WRITTEN REQUEST: Exactly as written, retype the listing below, omitting the pictures.

EXERCISE INPUTS:

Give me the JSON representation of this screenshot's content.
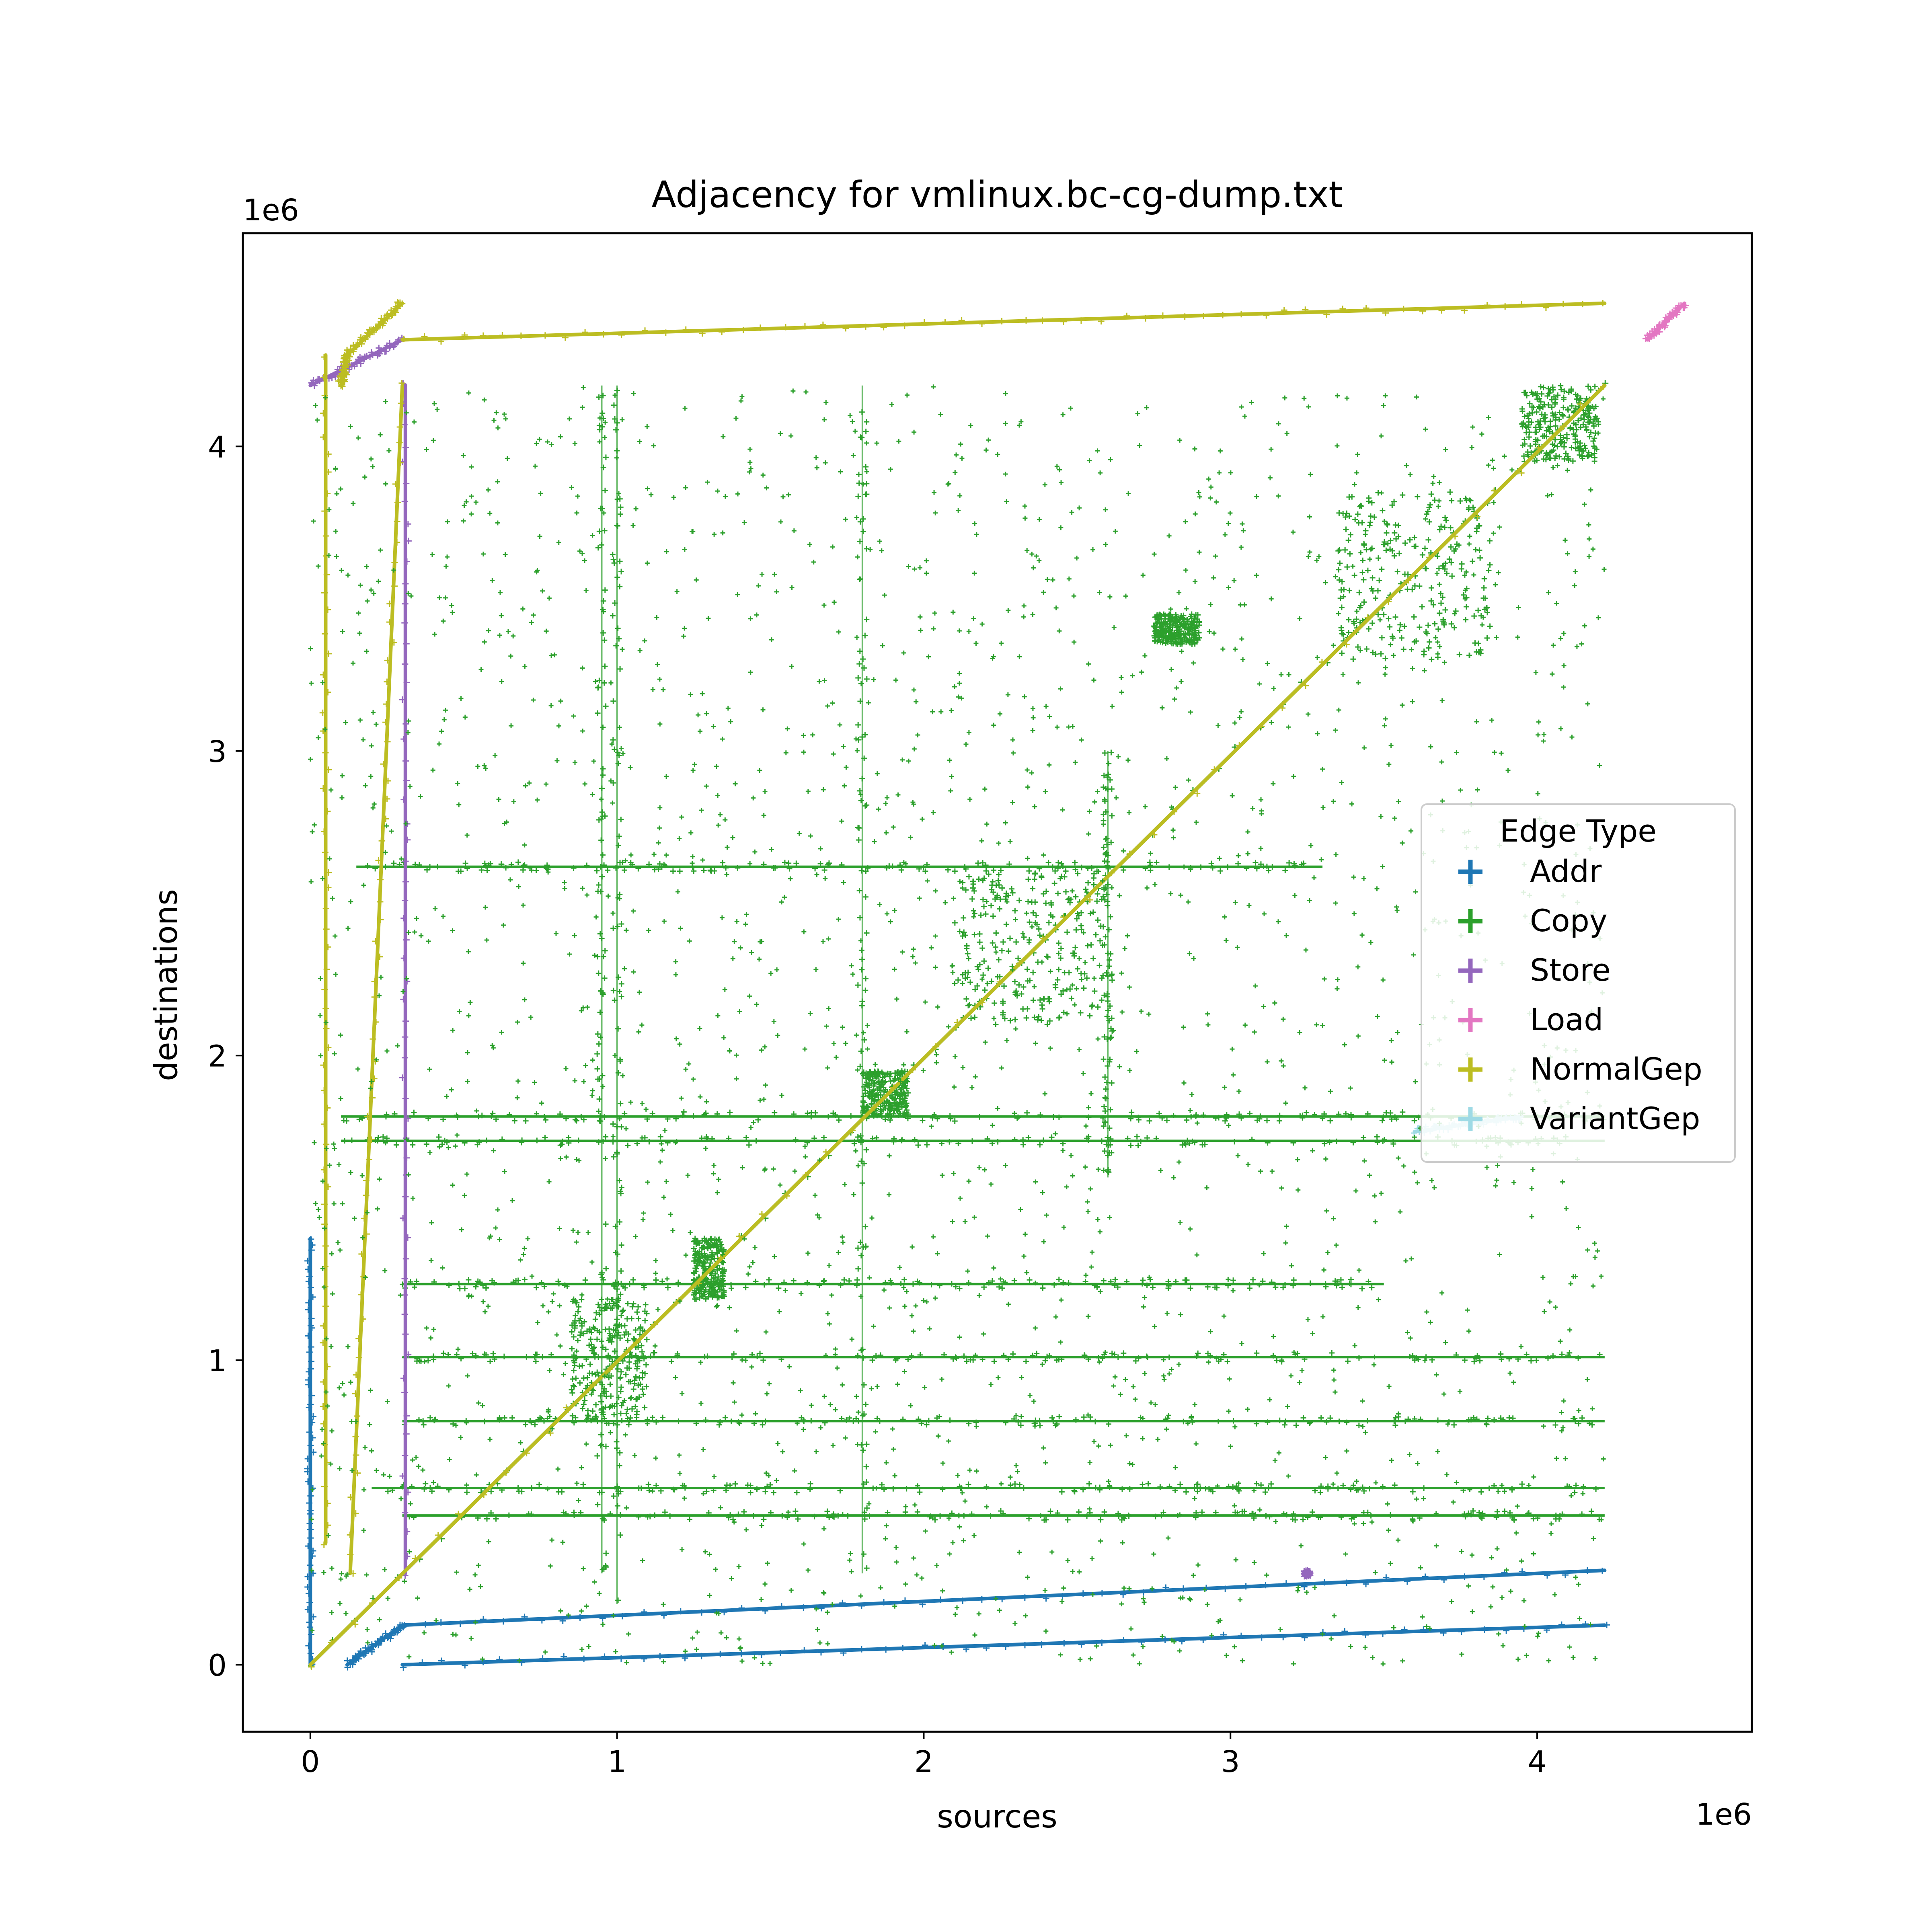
{
  "chart_data": {
    "type": "scatter",
    "title": "Adjacency for vmlinux.bc-cg-dump.txt",
    "xlabel": "sources",
    "ylabel": "destinations",
    "x_offset_label": "1e6",
    "y_offset_label": "1e6",
    "xlim": [
      -0.22,
      4.7
    ],
    "ylim": [
      -0.22,
      4.7
    ],
    "x_ticks": [
      {
        "value": 0,
        "label": "0"
      },
      {
        "value": 1,
        "label": "1"
      },
      {
        "value": 2,
        "label": "2"
      },
      {
        "value": 3,
        "label": "3"
      },
      {
        "value": 4,
        "label": "4"
      }
    ],
    "y_ticks": [
      {
        "value": 0,
        "label": "0"
      },
      {
        "value": 1,
        "label": "1"
      },
      {
        "value": 2,
        "label": "2"
      },
      {
        "value": 3,
        "label": "3"
      },
      {
        "value": 4,
        "label": "4"
      }
    ],
    "grid": false,
    "legend": {
      "title": "Edge Type",
      "position": "center-right",
      "entries": [
        {
          "label": "Addr",
          "color": "#1f77b4"
        },
        {
          "label": "Copy",
          "color": "#2ca02c"
        },
        {
          "label": "Store",
          "color": "#9467bd"
        },
        {
          "label": "Load",
          "color": "#e377c2"
        },
        {
          "label": "NormalGep",
          "color": "#bcbd22"
        },
        {
          "label": "VariantGep",
          "color": "#9edae5"
        }
      ]
    },
    "series": [
      {
        "name": "Copy",
        "color": "#2ca02c",
        "marker": "+",
        "lines": [
          [
            [
              0,
              0
            ],
            [
              4.22,
              4.2
            ]
          ]
        ],
        "hbands": [
          [
            0.58,
            0.2,
            4.22
          ],
          [
            0.49,
            0.3,
            4.22
          ],
          [
            1.01,
            0.3,
            4.22
          ],
          [
            1.72,
            0.1,
            4.22
          ],
          [
            1.8,
            0.1,
            4.22
          ],
          [
            2.62,
            0.15,
            3.3
          ],
          [
            0.8,
            0.3,
            4.22
          ],
          [
            1.25,
            0.3,
            3.5
          ]
        ],
        "vbands": [
          [
            1.0,
            0.2,
            4.2
          ],
          [
            1.8,
            0.3,
            4.2
          ],
          [
            0.95,
            0.3,
            4.2
          ],
          [
            2.6,
            1.6,
            3.0
          ]
        ],
        "blocks": [
          [
            2.1,
            2.6,
            2.1,
            2.6
          ],
          [
            3.35,
            3.85,
            3.3,
            3.85
          ],
          [
            3.95,
            4.2,
            3.95,
            4.2
          ],
          [
            0.85,
            1.1,
            0.8,
            1.2
          ],
          [
            1.25,
            1.35,
            1.2,
            1.4
          ],
          [
            1.8,
            1.95,
            1.8,
            1.95
          ],
          [
            2.75,
            2.9,
            3.35,
            3.45
          ]
        ]
      },
      {
        "name": "Addr",
        "color": "#1f77b4",
        "marker": "+",
        "lines": [
          [
            [
              0.3,
              0.0
            ],
            [
              4.22,
              0.13
            ]
          ],
          [
            [
              0.3,
              0.13
            ],
            [
              4.22,
              0.31
            ]
          ],
          [
            [
              0.12,
              0.0
            ],
            [
              0.3,
              0.13
            ]
          ],
          [
            [
              0,
              0
            ],
            [
              0,
              1.4
            ]
          ]
        ]
      },
      {
        "name": "Store",
        "color": "#9467bd",
        "marker": "+",
        "lines": [
          [
            [
              0,
              4.2
            ],
            [
              0.3,
              4.35
            ]
          ],
          [
            [
              0.31,
              0.3
            ],
            [
              0.31,
              4.2
            ]
          ],
          [
            [
              3.25,
              0.3
            ],
            [
              3.25,
              0.3
            ]
          ]
        ]
      },
      {
        "name": "Load",
        "color": "#e377c2",
        "marker": "+",
        "lines": [
          [
            [
              4.36,
              4.35
            ],
            [
              4.48,
              4.47
            ]
          ]
        ]
      },
      {
        "name": "NormalGep",
        "color": "#bcbd22",
        "marker": "+",
        "lines": [
          [
            [
              0.3,
              4.35
            ],
            [
              4.22,
              4.47
            ]
          ],
          [
            [
              0.13,
              0.3
            ],
            [
              0.3,
              4.2
            ]
          ],
          [
            [
              0.12,
              4.3
            ],
            [
              0.3,
              4.47
            ]
          ],
          [
            [
              0.1,
              4.2
            ],
            [
              0.12,
              4.3
            ]
          ],
          [
            [
              0,
              0
            ],
            [
              4.22,
              4.2
            ]
          ],
          [
            [
              0.05,
              0.4
            ],
            [
              0.05,
              4.3
            ]
          ]
        ]
      },
      {
        "name": "VariantGep",
        "color": "#9edae5",
        "marker": "+",
        "lines": [
          [
            [
              3.6,
              1.75
            ],
            [
              3.95,
              1.8
            ]
          ]
        ]
      }
    ]
  }
}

EXPECTED OUTPUT:
Give me the JSON representation of this screenshot's content.
{
  "chart_data": {
    "type": "scatter",
    "title": "Adjacency for vmlinux.bc-cg-dump.txt",
    "xlabel": "sources",
    "ylabel": "destinations",
    "x_offset_label": "1e6",
    "y_offset_label": "1e6",
    "xlim": [
      -0.22,
      4.7
    ],
    "ylim": [
      -0.22,
      4.7
    ],
    "x_ticks": [
      {
        "value": 0,
        "label": "0"
      },
      {
        "value": 1,
        "label": "1"
      },
      {
        "value": 2,
        "label": "2"
      },
      {
        "value": 3,
        "label": "3"
      },
      {
        "value": 4,
        "label": "4"
      }
    ],
    "y_ticks": [
      {
        "value": 0,
        "label": "0"
      },
      {
        "value": 1,
        "label": "1"
      },
      {
        "value": 2,
        "label": "2"
      },
      {
        "value": 3,
        "label": "3"
      },
      {
        "value": 4,
        "label": "4"
      }
    ],
    "grid": false,
    "legend": {
      "title": "Edge Type",
      "position": "center-right",
      "entries": [
        {
          "label": "Addr",
          "color": "#1f77b4"
        },
        {
          "label": "Copy",
          "color": "#2ca02c"
        },
        {
          "label": "Store",
          "color": "#9467bd"
        },
        {
          "label": "Load",
          "color": "#e377c2"
        },
        {
          "label": "NormalGep",
          "color": "#bcbd22"
        },
        {
          "label": "VariantGep",
          "color": "#9edae5"
        }
      ]
    },
    "series": [
      {
        "name": "Copy",
        "color": "#2ca02c",
        "marker": "+",
        "lines": [
          [
            [
              0,
              0
            ],
            [
              4.22,
              4.2
            ]
          ]
        ],
        "hbands": [
          [
            0.58,
            0.2,
            4.22
          ],
          [
            0.49,
            0.3,
            4.22
          ],
          [
            1.01,
            0.3,
            4.22
          ],
          [
            1.72,
            0.1,
            4.22
          ],
          [
            1.8,
            0.1,
            4.22
          ],
          [
            2.62,
            0.15,
            3.3
          ],
          [
            0.8,
            0.3,
            4.22
          ],
          [
            1.25,
            0.3,
            3.5
          ]
        ],
        "vbands": [
          [
            1.0,
            0.2,
            4.2
          ],
          [
            1.8,
            0.3,
            4.2
          ],
          [
            0.95,
            0.3,
            4.2
          ],
          [
            2.6,
            1.6,
            3.0
          ]
        ],
        "blocks": [
          [
            2.1,
            2.6,
            2.1,
            2.6
          ],
          [
            3.35,
            3.85,
            3.3,
            3.85
          ],
          [
            3.95,
            4.2,
            3.95,
            4.2
          ],
          [
            0.85,
            1.1,
            0.8,
            1.2
          ],
          [
            1.25,
            1.35,
            1.2,
            1.4
          ],
          [
            1.8,
            1.95,
            1.8,
            1.95
          ],
          [
            2.75,
            2.9,
            3.35,
            3.45
          ]
        ]
      },
      {
        "name": "Addr",
        "color": "#1f77b4",
        "marker": "+",
        "lines": [
          [
            [
              0.3,
              0.0
            ],
            [
              4.22,
              0.13
            ]
          ],
          [
            [
              0.3,
              0.13
            ],
            [
              4.22,
              0.31
            ]
          ],
          [
            [
              0.12,
              0.0
            ],
            [
              0.3,
              0.13
            ]
          ],
          [
            [
              0,
              0
            ],
            [
              0,
              1.4
            ]
          ]
        ]
      },
      {
        "name": "Store",
        "color": "#9467bd",
        "marker": "+",
        "lines": [
          [
            [
              0,
              4.2
            ],
            [
              0.3,
              4.35
            ]
          ],
          [
            [
              0.31,
              0.3
            ],
            [
              0.31,
              4.2
            ]
          ],
          [
            [
              3.25,
              0.3
            ],
            [
              3.25,
              0.3
            ]
          ]
        ]
      },
      {
        "name": "Load",
        "color": "#e377c2",
        "marker": "+",
        "lines": [
          [
            [
              4.36,
              4.35
            ],
            [
              4.48,
              4.47
            ]
          ]
        ]
      },
      {
        "name": "NormalGep",
        "color": "#bcbd22",
        "marker": "+",
        "lines": [
          [
            [
              0.3,
              4.35
            ],
            [
              4.22,
              4.47
            ]
          ],
          [
            [
              0.13,
              0.3
            ],
            [
              0.3,
              4.2
            ]
          ],
          [
            [
              0.12,
              4.3
            ],
            [
              0.3,
              4.47
            ]
          ],
          [
            [
              0.1,
              4.2
            ],
            [
              0.12,
              4.3
            ]
          ],
          [
            [
              0,
              0
            ],
            [
              4.22,
              4.2
            ]
          ],
          [
            [
              0.05,
              0.4
            ],
            [
              0.05,
              4.3
            ]
          ]
        ]
      },
      {
        "name": "VariantGep",
        "color": "#9edae5",
        "marker": "+",
        "lines": [
          [
            [
              3.6,
              1.75
            ],
            [
              3.95,
              1.8
            ]
          ]
        ]
      }
    ]
  }
}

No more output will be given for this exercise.